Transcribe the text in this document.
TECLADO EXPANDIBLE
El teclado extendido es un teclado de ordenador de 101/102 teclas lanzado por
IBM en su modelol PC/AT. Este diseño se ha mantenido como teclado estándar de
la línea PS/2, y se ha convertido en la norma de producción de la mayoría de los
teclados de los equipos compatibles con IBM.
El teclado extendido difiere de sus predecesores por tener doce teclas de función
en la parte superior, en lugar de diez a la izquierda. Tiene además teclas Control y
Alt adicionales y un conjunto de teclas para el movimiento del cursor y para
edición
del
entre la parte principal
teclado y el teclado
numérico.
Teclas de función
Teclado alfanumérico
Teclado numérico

•••

Return, from the data, each line that has the word "parte" in it.

en la parte superior, en lugar de diez a la izquierda. Tiene además teclas Control y
entre la parte principal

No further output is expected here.